Your task
Please write out the material below exactly as given.

[start of Record extracts]

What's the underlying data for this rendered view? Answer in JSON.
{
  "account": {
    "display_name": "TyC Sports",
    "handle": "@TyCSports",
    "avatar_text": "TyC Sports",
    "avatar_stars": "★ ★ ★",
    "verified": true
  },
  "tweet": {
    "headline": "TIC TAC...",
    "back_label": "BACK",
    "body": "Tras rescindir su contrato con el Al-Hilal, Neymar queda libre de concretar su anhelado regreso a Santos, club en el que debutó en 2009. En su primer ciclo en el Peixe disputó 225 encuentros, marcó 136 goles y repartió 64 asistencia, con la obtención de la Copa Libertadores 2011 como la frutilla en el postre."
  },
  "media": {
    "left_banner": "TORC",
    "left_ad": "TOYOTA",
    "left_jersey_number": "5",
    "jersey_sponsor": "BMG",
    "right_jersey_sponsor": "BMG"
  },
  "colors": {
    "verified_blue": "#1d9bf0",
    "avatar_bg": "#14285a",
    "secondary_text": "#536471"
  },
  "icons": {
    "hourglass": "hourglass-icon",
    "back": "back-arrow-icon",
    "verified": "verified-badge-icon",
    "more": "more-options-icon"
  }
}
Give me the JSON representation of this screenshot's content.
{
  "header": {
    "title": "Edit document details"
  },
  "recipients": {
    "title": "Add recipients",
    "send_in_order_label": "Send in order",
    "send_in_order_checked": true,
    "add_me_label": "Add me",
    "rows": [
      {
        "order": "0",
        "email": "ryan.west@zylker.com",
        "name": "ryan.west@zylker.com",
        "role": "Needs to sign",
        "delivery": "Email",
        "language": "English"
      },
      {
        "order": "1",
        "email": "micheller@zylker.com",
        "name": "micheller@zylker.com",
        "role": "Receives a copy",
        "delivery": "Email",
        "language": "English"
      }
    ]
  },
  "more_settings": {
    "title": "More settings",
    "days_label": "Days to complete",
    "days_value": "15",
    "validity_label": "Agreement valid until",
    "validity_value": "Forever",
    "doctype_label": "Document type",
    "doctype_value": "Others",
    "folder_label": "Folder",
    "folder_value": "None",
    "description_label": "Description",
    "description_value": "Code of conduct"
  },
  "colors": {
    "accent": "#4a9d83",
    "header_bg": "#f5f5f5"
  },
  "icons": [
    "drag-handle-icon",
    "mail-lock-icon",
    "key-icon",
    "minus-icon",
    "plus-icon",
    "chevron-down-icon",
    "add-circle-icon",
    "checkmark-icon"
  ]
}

[end of Record extracts]

Result of this task
What's the underlying data for this rendered view? Answer in JSON.
{
  "account": {
    "display_name": "TyC Sports",
    "handle": "@TyCSports",
    "avatar_text": "TyC Sports",
    "avatar_stars": "★ ★ ★",
    "verified": true
  },
  "tweet": {
    "headline": "TIC TAC...",
    "back_label": "BACK",
    "body": "Tras rescindir su contrato con el Al-Hilal, Neymar queda libre de concretar su anhelado regreso a Santos, club en el que debutó en 2009. En su primer ciclo en el Peixe disputó 225 encuentros, marcó 136 goles y repartió 64 asistencia, con la obtención de la Copa Libertadores 2011 como la frutilla en el postre."
  },
  "media": {
    "left_banner": "TORC",
    "left_ad": "TOYOTA",
    "left_jersey_number": "5",
    "jersey_sponsor": "BMG",
    "right_jersey_sponsor": "BMG"
  },
  "colors": {
    "verified_blue": "#1d9bf0",
    "avatar_bg": "#14285a",
    "secondary_text": "#536471"
  },
  "icons": {
    "hourglass": "hourglass-icon",
    "back": "back-arrow-icon",
    "verified": "verified-badge-icon",
    "more": "more-options-icon"
  }
}
Give me the JSON representation of this screenshot's content.
{
  "header": {
    "title": "Edit document details"
  },
  "recipients": {
    "title": "Add recipients",
    "send_in_order_label": "Send in order",
    "send_in_order_checked": true,
    "add_me_label": "Add me",
    "rows": [
      {
        "order": "0",
        "email": "ryan.west@zylker.com",
        "name": "ryan.west@zylker.com",
        "role": "Needs to sign",
        "delivery": "Email",
        "language": "English"
      },
      {
        "order": "1",
        "email": "micheller@zylker.com",
        "name": "micheller@zylker.com",
        "role": "Receives a copy",
        "delivery": "Email",
        "language": "English"
      }
    ]
  },
  "more_settings": {
    "title": "More settings",
    "days_label": "Days to complete",
    "days_value": "15",
    "validity_label": "Agreement valid until",
    "validity_value": "Forever",
    "doctype_label": "Document type",
    "doctype_value": "Others",
    "folder_label": "Folder",
    "folder_value": "None",
    "description_label": "Description",
    "description_value": "Code of conduct"
  },
  "colors": {
    "accent": "#4a9d83",
    "header_bg": "#f5f5f5"
  },
  "icons": [
    "drag-handle-icon",
    "mail-lock-icon",
    "key-icon",
    "minus-icon",
    "plus-icon",
    "chevron-down-icon",
    "add-circle-icon",
    "checkmark-icon"
  ]
}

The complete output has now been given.